Determine the count of lines holding "this" and give that count alone.
<<<<
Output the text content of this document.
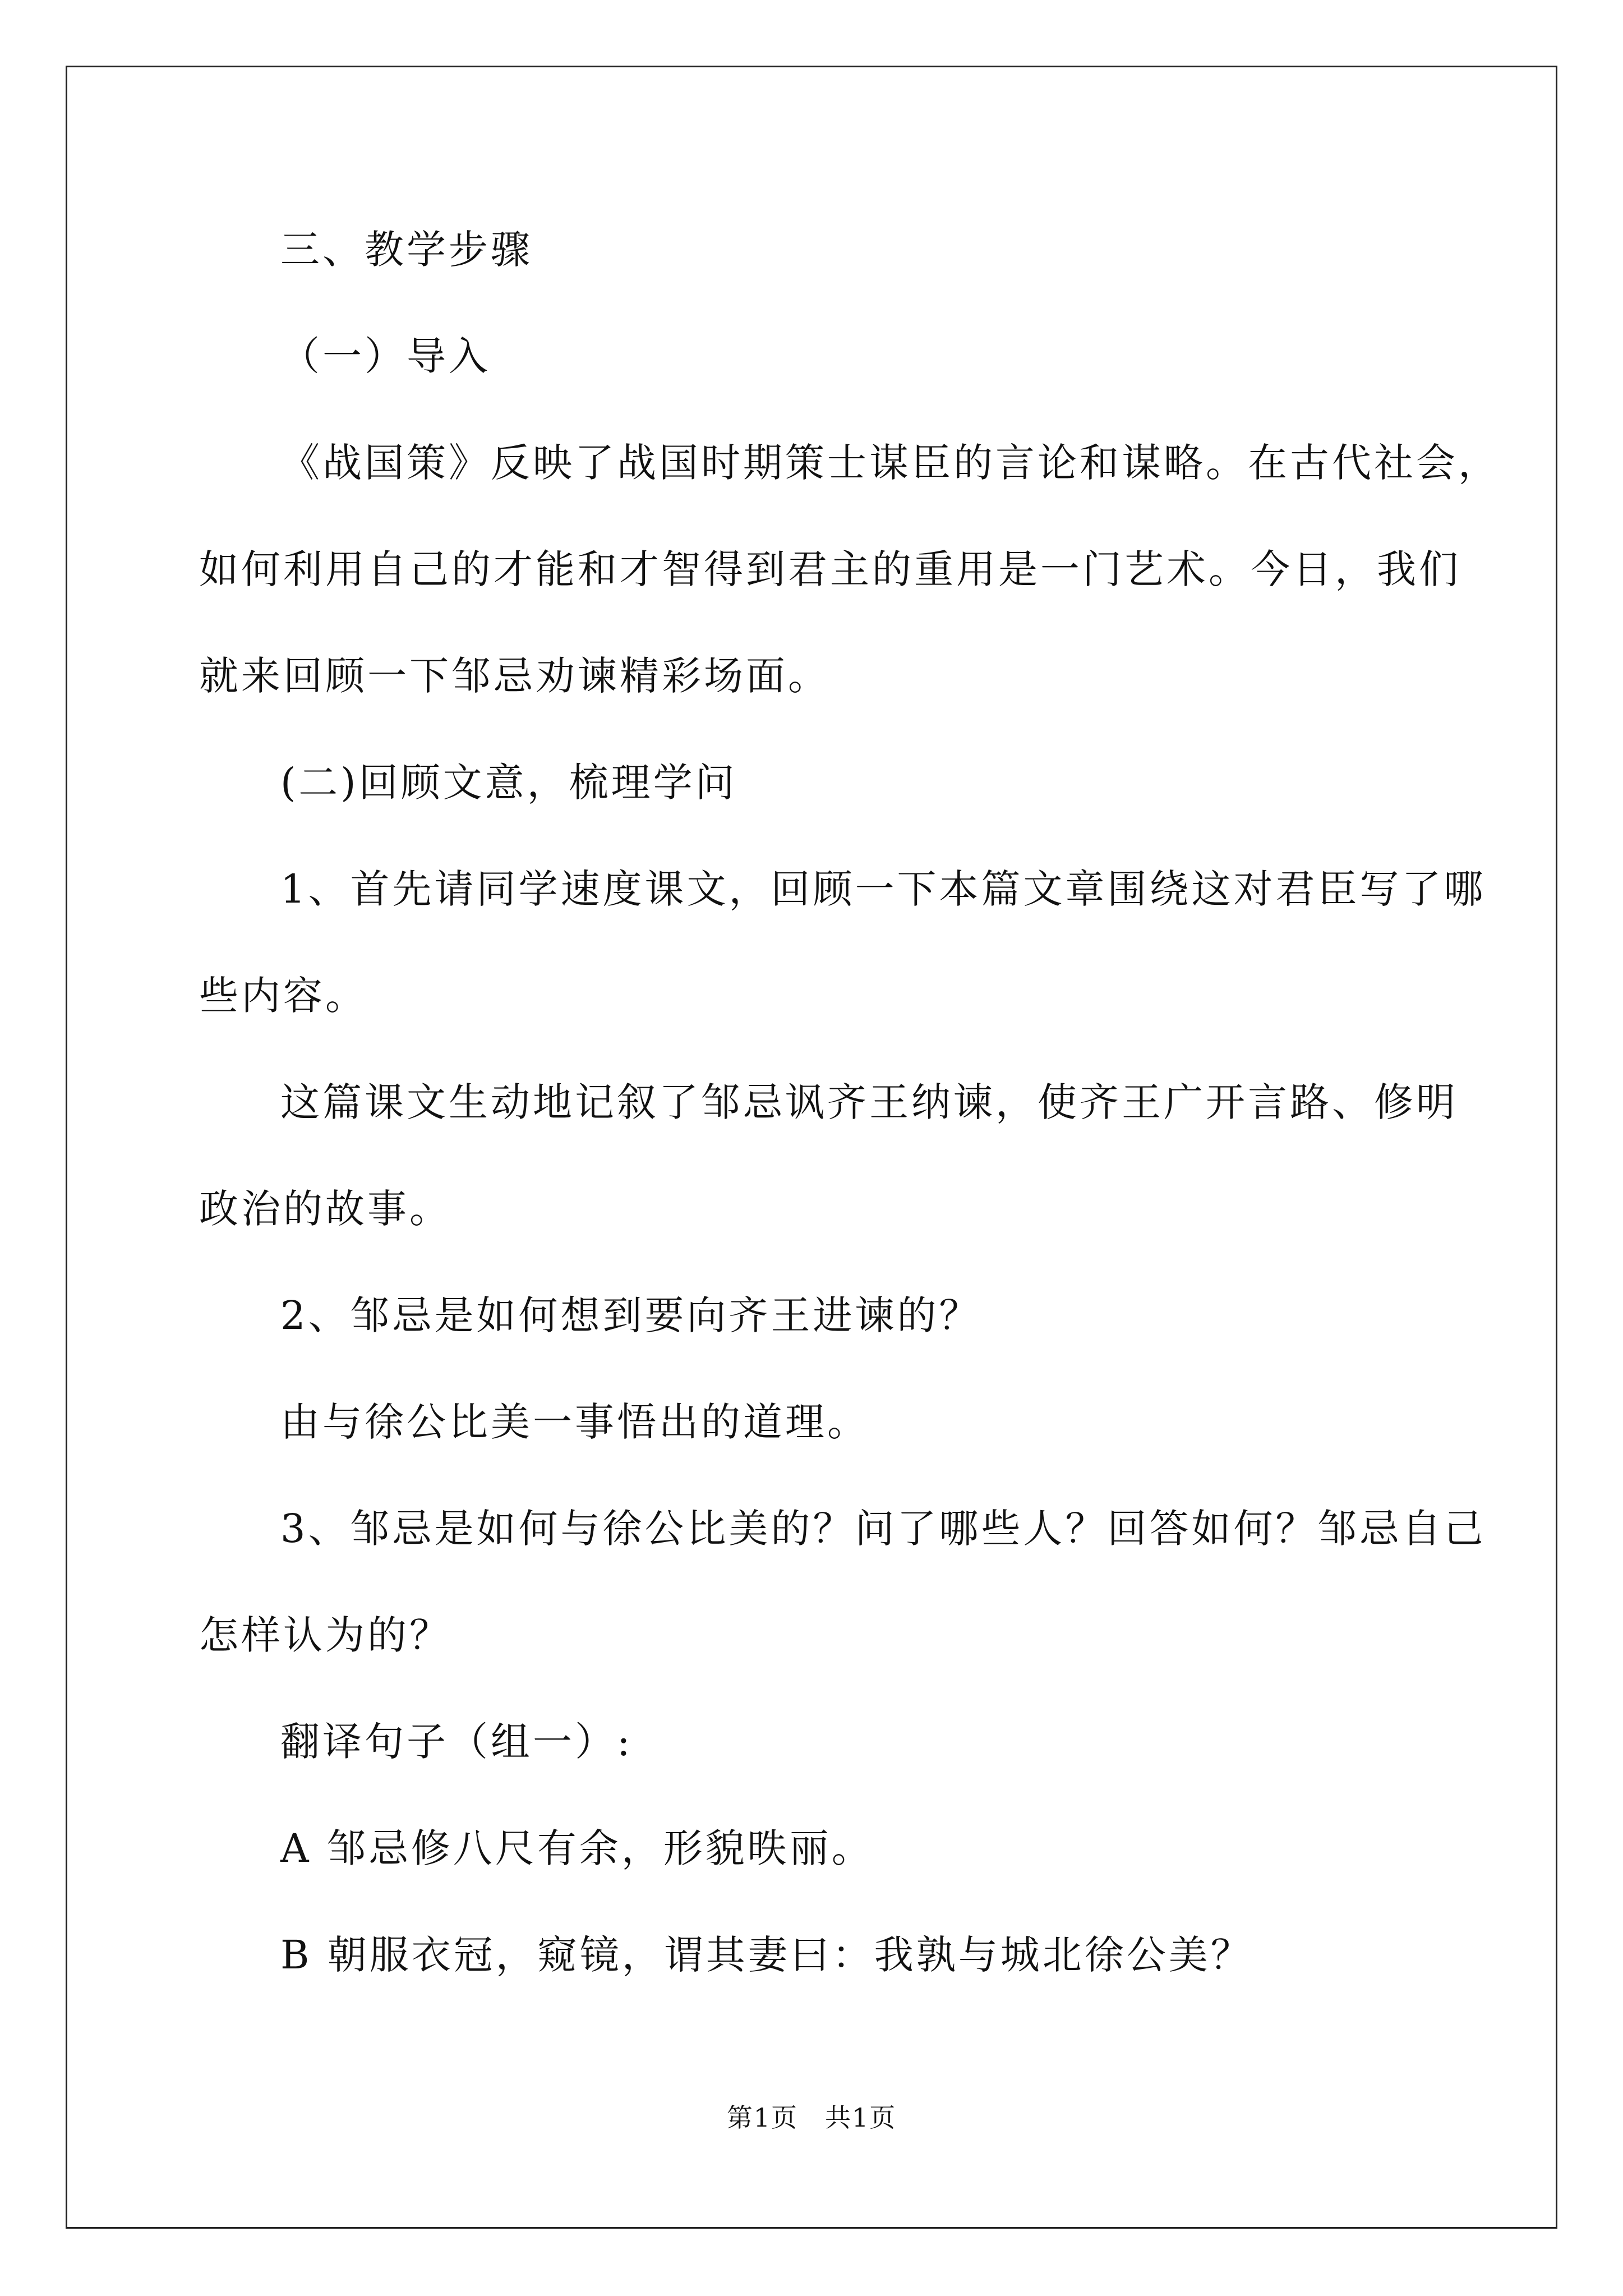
三、教学步骤
（一）导入
《战国策》反映了战国时期策士谋臣的言论和谋略。在古代社会，
如何利用自己的才能和才智得到君主的重用是一门艺术。今日，我们
就来回顾一下邹忌劝谏精彩场面。
(二)回顾文意，梳理学问
1、首先请同学速度课文，回顾一下本篇文章围绕这对君臣写了哪
些内容。
这篇课文生动地记叙了邹忌讽齐王纳谏，使齐王广开言路、修明
政治的故事。
2、邹忌是如何想到要向齐王进谏的？
由与徐公比美一事悟出的道理。
3、邹忌是如何与徐公比美的？问了哪些人？回答如何？邹忌自己
怎样认为的？
翻译句子（组一）:
A 邹忌修八尺有余，形貌昳丽。
B 朝服衣冠，窥镜，谓其妻曰：我孰与城北徐公美？
第1页　共1页
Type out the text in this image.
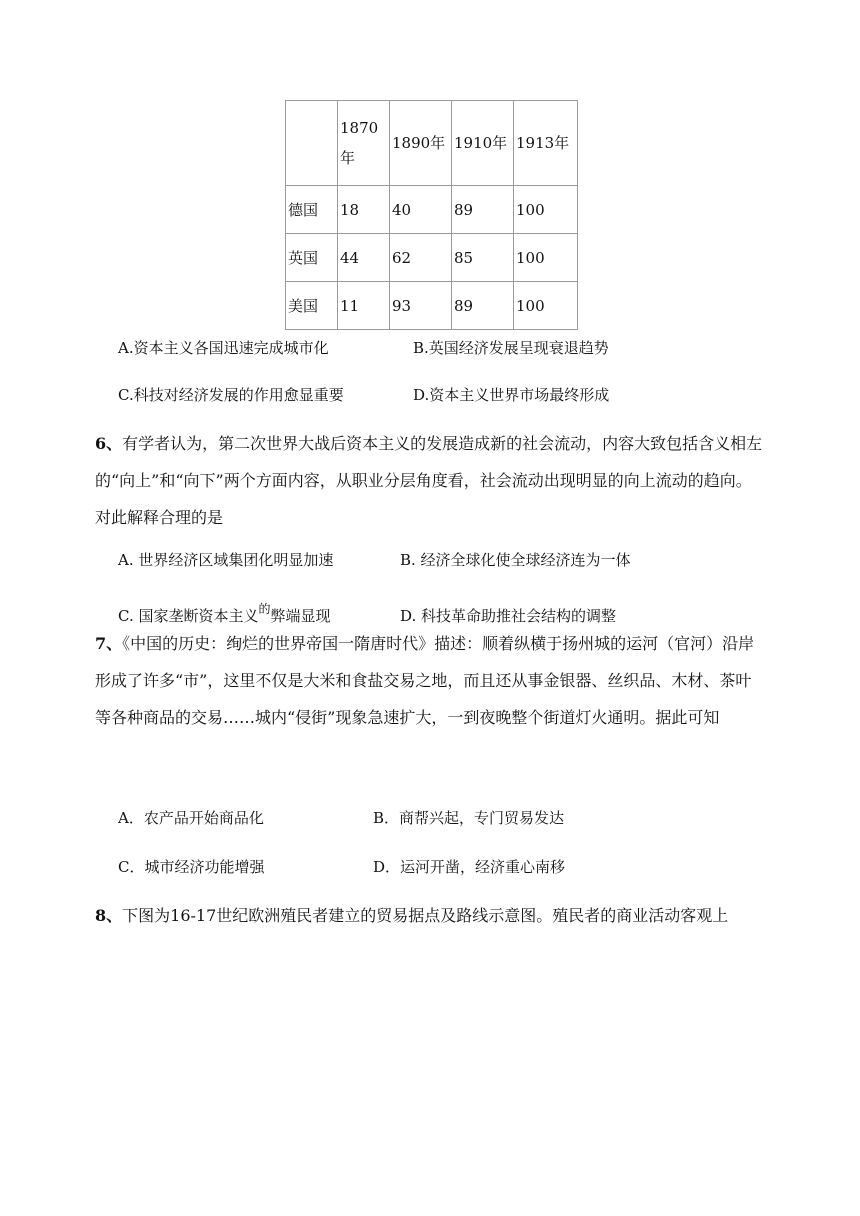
	1870年	1890年	1910年	1913年
德国	18	40	89	100
英国	44	62	85	100
美国	11	93	89	100
A.资本主义各国迅速完成城市化	B.英国经济发展呈现衰退趋势
C.科技对经济发展的作用愈显重要	D.资本主义世界市场最终形成
6、有学者认为，第二次世界大战后资本主义的发展造成新的社会流动，内容大致包括含义相左的“向上”和“向下”两个方面内容，从职业分层角度看，社会流动出现明显的向上流动的趋向。对此解释合理的是
A. 世界经济区域集团化明显加速	B. 经济全球化使全球经济连为一体
C. 国家垄断资本主义$^的$弊端显现	D. 科技革命助推社会结构的调整
7、《中国的历史：绚烂的世界帝国一隋唐时代》描述：顺着纵横于扬州城的运河（官河）沿岸形成了许多“市”，这里不仅是大米和食盐交易之地，而且还从事金银器、丝织品、木材、茶叶等各种商品的交易……城内“侵街”现象急速扩大，一到夜晚整个街道灯火通明。据此可知
A．农产品开始商品化	B．商帮兴起，专门贸易发达
C．城市经济功能增强	D．运河开凿，经济重心南移
8、下图为16-17世纪欧洲殖民者建立的贸易据点及路线示意图。殖民者的商业活动客观上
>>>>
## Expected answer
2